TASK TO CARRY OUT: Output every line of the items below verbatim, without altering anything.
-- Start DATA PROVIDED --
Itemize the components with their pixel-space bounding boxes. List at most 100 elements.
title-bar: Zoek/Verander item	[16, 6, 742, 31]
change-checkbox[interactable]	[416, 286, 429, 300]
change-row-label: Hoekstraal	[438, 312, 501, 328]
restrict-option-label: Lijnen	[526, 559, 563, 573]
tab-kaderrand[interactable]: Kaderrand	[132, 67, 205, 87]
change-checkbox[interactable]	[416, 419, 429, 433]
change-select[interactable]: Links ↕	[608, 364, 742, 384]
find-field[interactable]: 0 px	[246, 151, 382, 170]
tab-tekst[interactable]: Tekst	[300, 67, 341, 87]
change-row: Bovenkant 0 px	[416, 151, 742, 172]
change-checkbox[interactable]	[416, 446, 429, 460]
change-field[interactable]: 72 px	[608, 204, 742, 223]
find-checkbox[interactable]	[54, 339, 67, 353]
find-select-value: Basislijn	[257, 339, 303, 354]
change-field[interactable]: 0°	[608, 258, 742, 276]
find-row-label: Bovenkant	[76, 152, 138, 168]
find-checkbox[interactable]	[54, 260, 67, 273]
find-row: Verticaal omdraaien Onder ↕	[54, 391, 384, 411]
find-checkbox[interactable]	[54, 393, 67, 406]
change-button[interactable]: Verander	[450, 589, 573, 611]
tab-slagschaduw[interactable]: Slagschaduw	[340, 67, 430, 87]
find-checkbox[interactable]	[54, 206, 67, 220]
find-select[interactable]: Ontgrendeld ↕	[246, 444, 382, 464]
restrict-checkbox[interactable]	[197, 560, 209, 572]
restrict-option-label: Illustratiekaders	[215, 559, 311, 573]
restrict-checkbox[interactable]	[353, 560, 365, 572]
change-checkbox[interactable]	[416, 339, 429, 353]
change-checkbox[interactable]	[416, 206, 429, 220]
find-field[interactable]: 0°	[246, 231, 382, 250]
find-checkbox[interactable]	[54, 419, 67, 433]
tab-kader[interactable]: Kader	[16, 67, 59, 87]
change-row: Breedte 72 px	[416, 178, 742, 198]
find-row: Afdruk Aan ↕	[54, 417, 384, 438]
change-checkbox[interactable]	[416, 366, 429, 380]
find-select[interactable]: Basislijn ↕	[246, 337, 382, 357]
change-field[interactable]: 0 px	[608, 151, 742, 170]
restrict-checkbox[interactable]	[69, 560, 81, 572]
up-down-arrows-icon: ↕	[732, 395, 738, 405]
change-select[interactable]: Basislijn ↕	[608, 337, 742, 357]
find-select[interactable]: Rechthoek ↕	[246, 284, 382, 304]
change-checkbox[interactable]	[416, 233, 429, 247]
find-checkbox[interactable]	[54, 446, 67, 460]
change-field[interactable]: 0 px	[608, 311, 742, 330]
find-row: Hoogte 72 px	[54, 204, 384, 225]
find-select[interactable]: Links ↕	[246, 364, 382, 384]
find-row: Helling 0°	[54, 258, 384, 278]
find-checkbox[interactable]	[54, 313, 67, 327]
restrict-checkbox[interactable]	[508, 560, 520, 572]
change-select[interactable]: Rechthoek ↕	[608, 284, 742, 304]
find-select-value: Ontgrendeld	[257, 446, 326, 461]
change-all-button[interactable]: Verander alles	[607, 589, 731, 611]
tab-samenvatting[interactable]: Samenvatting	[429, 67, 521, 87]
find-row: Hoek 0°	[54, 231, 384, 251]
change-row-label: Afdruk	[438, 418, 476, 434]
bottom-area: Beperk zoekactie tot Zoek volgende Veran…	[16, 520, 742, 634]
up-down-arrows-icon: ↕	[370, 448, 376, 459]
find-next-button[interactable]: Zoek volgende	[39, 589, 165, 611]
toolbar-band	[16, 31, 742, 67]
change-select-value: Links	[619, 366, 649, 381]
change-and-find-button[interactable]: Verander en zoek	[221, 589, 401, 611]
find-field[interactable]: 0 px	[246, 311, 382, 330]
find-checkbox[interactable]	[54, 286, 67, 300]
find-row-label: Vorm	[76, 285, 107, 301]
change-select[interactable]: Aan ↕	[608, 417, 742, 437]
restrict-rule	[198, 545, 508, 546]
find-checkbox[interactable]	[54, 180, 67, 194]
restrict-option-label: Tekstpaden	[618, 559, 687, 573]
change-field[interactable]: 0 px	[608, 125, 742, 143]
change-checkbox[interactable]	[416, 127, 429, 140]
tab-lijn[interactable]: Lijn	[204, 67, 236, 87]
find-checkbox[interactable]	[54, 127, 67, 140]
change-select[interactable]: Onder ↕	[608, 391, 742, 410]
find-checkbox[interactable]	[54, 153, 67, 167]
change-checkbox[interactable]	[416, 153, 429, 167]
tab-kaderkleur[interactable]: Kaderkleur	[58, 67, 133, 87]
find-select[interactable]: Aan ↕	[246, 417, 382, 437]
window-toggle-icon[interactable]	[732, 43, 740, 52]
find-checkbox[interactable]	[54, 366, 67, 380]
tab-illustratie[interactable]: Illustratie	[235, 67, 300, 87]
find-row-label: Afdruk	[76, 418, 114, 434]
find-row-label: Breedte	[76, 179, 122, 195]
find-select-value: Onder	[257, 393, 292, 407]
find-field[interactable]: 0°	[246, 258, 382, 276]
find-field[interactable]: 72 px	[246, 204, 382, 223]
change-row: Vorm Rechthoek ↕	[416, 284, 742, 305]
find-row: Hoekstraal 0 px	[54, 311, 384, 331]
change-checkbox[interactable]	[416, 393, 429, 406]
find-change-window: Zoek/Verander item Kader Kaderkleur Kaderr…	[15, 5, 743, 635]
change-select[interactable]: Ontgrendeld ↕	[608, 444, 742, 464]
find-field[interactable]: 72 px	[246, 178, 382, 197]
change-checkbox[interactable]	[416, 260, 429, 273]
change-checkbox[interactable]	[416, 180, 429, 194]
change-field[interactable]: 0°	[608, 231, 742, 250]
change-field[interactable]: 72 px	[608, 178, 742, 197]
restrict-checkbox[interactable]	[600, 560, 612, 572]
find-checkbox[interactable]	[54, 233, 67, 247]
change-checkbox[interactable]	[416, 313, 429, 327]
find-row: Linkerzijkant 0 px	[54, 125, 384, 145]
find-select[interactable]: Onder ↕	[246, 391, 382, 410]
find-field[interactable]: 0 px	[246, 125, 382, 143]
-- End DATA PROVIDED --
COMPLETED TASK:
Itemize the components with their pixel-space bounding boxes. List at most 100 elements.
title-bar: Zoek/Verander item	[16, 6, 742, 31]
change-checkbox[interactable]	[416, 286, 429, 300]
change-row-label: Hoekstraal	[438, 312, 501, 328]
restrict-option-label: Lijnen	[526, 559, 563, 573]
tab-kaderrand[interactable]: Kaderrand	[132, 67, 205, 87]
change-checkbox[interactable]	[416, 419, 429, 433]
change-select[interactable]: Links ↕	[608, 364, 742, 384]
find-field[interactable]: 0 px	[246, 151, 382, 170]
tab-tekst[interactable]: Tekst	[300, 67, 341, 87]
change-row: Bovenkant 0 px	[416, 151, 742, 172]
change-checkbox[interactable]	[416, 446, 429, 460]
change-field[interactable]: 72 px	[608, 204, 742, 223]
find-checkbox[interactable]	[54, 339, 67, 353]
find-select-value: Basislijn	[257, 339, 303, 354]
change-field[interactable]: 0°	[608, 258, 742, 276]
find-row-label: Bovenkant	[76, 152, 138, 168]
find-checkbox[interactable]	[54, 260, 67, 273]
find-row: Verticaal omdraaien Onder ↕	[54, 391, 384, 411]
find-checkbox[interactable]	[54, 393, 67, 406]
change-button[interactable]: Verander	[450, 589, 573, 611]
tab-slagschaduw[interactable]: Slagschaduw	[340, 67, 430, 87]
find-checkbox[interactable]	[54, 206, 67, 220]
find-select[interactable]: Ontgrendeld ↕	[246, 444, 382, 464]
restrict-checkbox[interactable]	[197, 560, 209, 572]
restrict-option-label: Illustratiekaders	[215, 559, 311, 573]
restrict-checkbox[interactable]	[353, 560, 365, 572]
change-checkbox[interactable]	[416, 339, 429, 353]
change-checkbox[interactable]	[416, 206, 429, 220]
find-field[interactable]: 0°	[246, 231, 382, 250]
find-checkbox[interactable]	[54, 419, 67, 433]
tab-kader[interactable]: Kader	[16, 67, 59, 87]
change-row: Breedte 72 px	[416, 178, 742, 198]
find-row: Afdruk Aan ↕	[54, 417, 384, 438]
change-checkbox[interactable]	[416, 366, 429, 380]
find-select[interactable]: Basislijn ↕	[246, 337, 382, 357]
change-field[interactable]: 0 px	[608, 151, 742, 170]
restrict-checkbox[interactable]	[69, 560, 81, 572]
up-down-arrows-icon: ↕	[732, 395, 738, 405]
change-select[interactable]: Basislijn ↕	[608, 337, 742, 357]
find-select[interactable]: Rechthoek ↕	[246, 284, 382, 304]
change-checkbox[interactable]	[416, 233, 429, 247]
find-checkbox[interactable]	[54, 446, 67, 460]
change-field[interactable]: 0 px	[608, 311, 742, 330]
find-row: Hoogte 72 px	[54, 204, 384, 225]
find-select[interactable]: Links ↕	[246, 364, 382, 384]
find-row: Helling 0°	[54, 258, 384, 278]
find-checkbox[interactable]	[54, 313, 67, 327]
restrict-checkbox[interactable]	[508, 560, 520, 572]
change-select[interactable]: Rechthoek ↕	[608, 284, 742, 304]
find-select-value: Ontgrendeld	[257, 446, 326, 461]
change-all-button[interactable]: Verander alles	[607, 589, 731, 611]
tab-samenvatting[interactable]: Samenvatting	[429, 67, 521, 87]
find-row: Hoek 0°	[54, 231, 384, 251]
change-row-label: Afdruk	[438, 418, 476, 434]
bottom-area: Beperk zoekactie tot Zoek volgende Veran…	[16, 520, 742, 634]
up-down-arrows-icon: ↕	[370, 448, 376, 459]
find-next-button[interactable]: Zoek volgende	[39, 589, 165, 611]
toolbar-band	[16, 31, 742, 67]
change-select-value: Links	[619, 366, 649, 381]
change-and-find-button[interactable]: Verander en zoek	[221, 589, 401, 611]
find-field[interactable]: 0 px	[246, 311, 382, 330]
find-checkbox[interactable]	[54, 286, 67, 300]
find-row-label: Vorm	[76, 285, 107, 301]
change-select[interactable]: Aan ↕	[608, 417, 742, 437]
restrict-rule	[198, 545, 508, 546]
find-checkbox[interactable]	[54, 180, 67, 194]
restrict-option-label: Tekstpaden	[618, 559, 687, 573]
change-field[interactable]: 0 px	[608, 125, 742, 143]
change-checkbox[interactable]	[416, 127, 429, 140]
tab-lijn[interactable]: Lijn	[204, 67, 236, 87]
find-checkbox[interactable]	[54, 127, 67, 140]
change-select[interactable]: Onder ↕	[608, 391, 742, 410]
find-checkbox[interactable]	[54, 153, 67, 167]
change-checkbox[interactable]	[416, 153, 429, 167]
tab-kaderkleur[interactable]: Kaderkleur	[58, 67, 133, 87]
find-select[interactable]: Aan ↕	[246, 417, 382, 437]
window-toggle-icon[interactable]	[732, 43, 740, 52]
find-checkbox[interactable]	[54, 366, 67, 380]
tab-illustratie[interactable]: Illustratie	[235, 67, 300, 87]
find-row-label: Afdruk	[76, 418, 114, 434]
find-row-label: Breedte	[76, 179, 122, 195]
find-select-value: Onder	[257, 393, 292, 407]
find-field[interactable]: 0°	[246, 258, 382, 276]
find-field[interactable]: 72 px	[246, 204, 382, 223]
change-row: Vorm Rechthoek ↕	[416, 284, 742, 305]
find-row: Hoekstraal 0 px	[54, 311, 384, 331]
change-checkbox[interactable]	[416, 393, 429, 406]
find-change-window: Zoek/Verander item Kader Kaderkleur Kaderr…	[15, 5, 743, 635]
change-select[interactable]: Ontgrendeld ↕	[608, 444, 742, 464]
find-field[interactable]: 72 px	[246, 178, 382, 197]
change-checkbox[interactable]	[416, 260, 429, 273]
change-checkbox[interactable]	[416, 180, 429, 194]
change-field[interactable]: 0°	[608, 231, 742, 250]
change-field[interactable]: 72 px	[608, 178, 742, 197]
restrict-checkbox[interactable]	[600, 560, 612, 572]
find-checkbox[interactable]	[54, 233, 67, 247]
change-checkbox[interactable]	[416, 313, 429, 327]
find-row: Linkerzijkant 0 px	[54, 125, 384, 145]
find-select[interactable]: Onder ↕	[246, 391, 382, 410]
find-field[interactable]: 0 px	[246, 125, 382, 143]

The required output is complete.